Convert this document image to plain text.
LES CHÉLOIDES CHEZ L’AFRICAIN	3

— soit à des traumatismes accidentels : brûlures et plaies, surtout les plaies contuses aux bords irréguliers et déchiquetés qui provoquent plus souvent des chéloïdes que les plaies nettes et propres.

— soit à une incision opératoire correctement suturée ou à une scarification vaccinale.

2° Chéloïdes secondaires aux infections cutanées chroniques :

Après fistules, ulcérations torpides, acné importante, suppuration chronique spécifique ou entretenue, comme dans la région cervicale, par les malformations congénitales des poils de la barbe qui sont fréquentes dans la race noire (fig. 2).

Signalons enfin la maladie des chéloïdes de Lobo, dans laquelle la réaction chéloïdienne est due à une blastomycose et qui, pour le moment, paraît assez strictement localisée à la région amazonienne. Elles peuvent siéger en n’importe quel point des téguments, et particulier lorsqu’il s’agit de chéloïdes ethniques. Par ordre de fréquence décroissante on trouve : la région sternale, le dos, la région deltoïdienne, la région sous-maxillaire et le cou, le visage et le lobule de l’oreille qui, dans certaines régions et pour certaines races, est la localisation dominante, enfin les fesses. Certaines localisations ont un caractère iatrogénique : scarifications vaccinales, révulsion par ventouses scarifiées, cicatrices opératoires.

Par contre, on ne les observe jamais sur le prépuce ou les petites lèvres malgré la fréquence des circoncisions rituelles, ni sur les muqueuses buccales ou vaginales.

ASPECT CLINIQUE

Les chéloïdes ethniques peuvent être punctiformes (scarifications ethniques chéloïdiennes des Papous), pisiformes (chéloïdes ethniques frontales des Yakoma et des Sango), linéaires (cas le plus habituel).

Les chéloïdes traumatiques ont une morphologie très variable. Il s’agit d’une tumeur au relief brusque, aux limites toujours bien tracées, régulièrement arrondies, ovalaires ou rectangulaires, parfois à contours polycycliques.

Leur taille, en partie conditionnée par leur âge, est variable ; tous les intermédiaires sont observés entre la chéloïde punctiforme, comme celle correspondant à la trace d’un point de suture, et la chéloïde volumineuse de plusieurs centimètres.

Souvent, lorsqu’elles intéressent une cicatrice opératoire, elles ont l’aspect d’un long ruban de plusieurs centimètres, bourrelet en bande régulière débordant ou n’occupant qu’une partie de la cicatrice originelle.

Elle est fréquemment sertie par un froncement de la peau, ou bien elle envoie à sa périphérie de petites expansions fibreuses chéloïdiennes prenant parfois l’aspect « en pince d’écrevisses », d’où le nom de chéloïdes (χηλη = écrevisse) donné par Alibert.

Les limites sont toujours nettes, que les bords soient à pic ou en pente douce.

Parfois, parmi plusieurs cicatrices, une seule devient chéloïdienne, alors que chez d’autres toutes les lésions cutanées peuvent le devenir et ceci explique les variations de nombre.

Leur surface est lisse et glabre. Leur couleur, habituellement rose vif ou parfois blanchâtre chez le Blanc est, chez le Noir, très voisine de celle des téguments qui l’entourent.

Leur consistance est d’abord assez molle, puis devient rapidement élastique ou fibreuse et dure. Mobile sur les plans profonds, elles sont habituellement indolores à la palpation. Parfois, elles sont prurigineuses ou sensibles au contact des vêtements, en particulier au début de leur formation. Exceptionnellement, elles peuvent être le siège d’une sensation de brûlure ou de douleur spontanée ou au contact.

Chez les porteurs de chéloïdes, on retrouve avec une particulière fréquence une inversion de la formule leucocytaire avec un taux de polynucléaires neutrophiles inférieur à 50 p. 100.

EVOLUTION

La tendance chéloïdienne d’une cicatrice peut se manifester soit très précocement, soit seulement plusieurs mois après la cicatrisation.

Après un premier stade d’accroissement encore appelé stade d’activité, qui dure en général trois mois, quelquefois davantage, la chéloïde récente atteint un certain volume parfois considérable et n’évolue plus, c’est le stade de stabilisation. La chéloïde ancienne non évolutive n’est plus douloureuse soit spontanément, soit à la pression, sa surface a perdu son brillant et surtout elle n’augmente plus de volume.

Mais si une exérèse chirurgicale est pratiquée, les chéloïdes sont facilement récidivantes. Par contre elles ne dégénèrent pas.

........

▸ DIRECTIONS FOR THIS TASK:
Reproduce the full listing above, character for character.

▸ RESPONSE TO THE TASK:
Convert this document image to plain text.
LES CHÉLOIDES CHEZ L’AFRICAIN	3

— soit à des traumatismes accidentels : brûlures et plaies, surtout les plaies contuses aux bords irréguliers et déchiquetés qui provoquent plus souvent des chéloïdes que les plaies nettes et propres.

— soit à une incision opératoire correctement suturée ou à une scarification vaccinale.

2° Chéloïdes secondaires aux infections cutanées chroniques :

Après fistules, ulcérations torpides, acné importante, suppuration chronique spécifique ou entretenue, comme dans la région cervicale, par les malformations congénitales des poils de la barbe qui sont fréquentes dans la race noire (fig. 2).

Signalons enfin la maladie des chéloïdes de Lobo, dans laquelle la réaction chéloïdienne est due à une blastomycose et qui, pour le moment, paraît assez strictement localisée à la région amazonienne. Elles peuvent siéger en n’importe quel point des téguments, et particulier lorsqu’il s’agit de chéloïdes ethniques. Par ordre de fréquence décroissante on trouve : la région sternale, le dos, la région deltoïdienne, la région sous-maxillaire et le cou, le visage et le lobule de l’oreille qui, dans certaines régions et pour certaines races, est la localisation dominante, enfin les fesses. Certaines localisations ont un caractère iatrogénique : scarifications vaccinales, révulsion par ventouses scarifiées, cicatrices opératoires.

Par contre, on ne les observe jamais sur le prépuce ou les petites lèvres malgré la fréquence des circoncisions rituelles, ni sur les muqueuses buccales ou vaginales.

ASPECT CLINIQUE

Les chéloïdes ethniques peuvent être punctiformes (scarifications ethniques chéloïdiennes des Papous), pisiformes (chéloïdes ethniques frontales des Yakoma et des Sango), linéaires (cas le plus habituel).

Les chéloïdes traumatiques ont une morphologie très variable. Il s’agit d’une tumeur au relief brusque, aux limites toujours bien tracées, régulièrement arrondies, ovalaires ou rectangulaires, parfois à contours polycycliques.

Leur taille, en partie conditionnée par leur âge, est variable ; tous les intermédiaires sont observés entre la chéloïde punctiforme, comme celle correspondant à la trace d’un point de suture, et la chéloïde volumineuse de plusieurs centimètres.

Souvent, lorsqu’elles intéressent une cicatrice opératoire, elles ont l’aspect d’un long ruban de plusieurs centimètres, bourrelet en bande régulière débordant ou n’occupant qu’une partie de la cicatrice originelle.

Elle est fréquemment sertie par un froncement de la peau, ou bien elle envoie à sa périphérie de petites expansions fibreuses chéloïdiennes prenant parfois l’aspect « en pince d’écrevisses », d’où le nom de chéloïdes (χηλη = écrevisse) donné par Alibert.

Les limites sont toujours nettes, que les bords soient à pic ou en pente douce.

Parfois, parmi plusieurs cicatrices, une seule devient chéloïdienne, alors que chez d’autres toutes les lésions cutanées peuvent le devenir et ceci explique les variations de nombre.

Leur surface est lisse et glabre. Leur couleur, habituellement rose vif ou parfois blanchâtre chez le Blanc est, chez le Noir, très voisine de celle des téguments qui l’entourent.

Leur consistance est d’abord assez molle, puis devient rapidement élastique ou fibreuse et dure. Mobile sur les plans profonds, elles sont habituellement indolores à la palpation. Parfois, elles sont prurigineuses ou sensibles au contact des vêtements, en particulier au début de leur formation. Exceptionnellement, elles peuvent être le siège d’une sensation de brûlure ou de douleur spontanée ou au contact.

Chez les porteurs de chéloïdes, on retrouve avec une particulière fréquence une inversion de la formule leucocytaire avec un taux de polynucléaires neutrophiles inférieur à 50 p. 100.

EVOLUTION

La tendance chéloïdienne d’une cicatrice peut se manifester soit très précocement, soit seulement plusieurs mois après la cicatrisation.

Après un premier stade d’accroissement encore appelé stade d’activité, qui dure en général trois mois, quelquefois davantage, la chéloïde récente atteint un certain volume parfois considérable et n’évolue plus, c’est le stade de stabilisation. La chéloïde ancienne non évolutive n’est plus douloureuse soit spontanément, soit à la pression, sa surface a perdu son brillant et surtout elle n’augmente plus de volume.

Mais si une exérèse chirurgicale est pratiquée, les chéloïdes sont facilement récidivantes. Par contre elles ne dégénèrent pas.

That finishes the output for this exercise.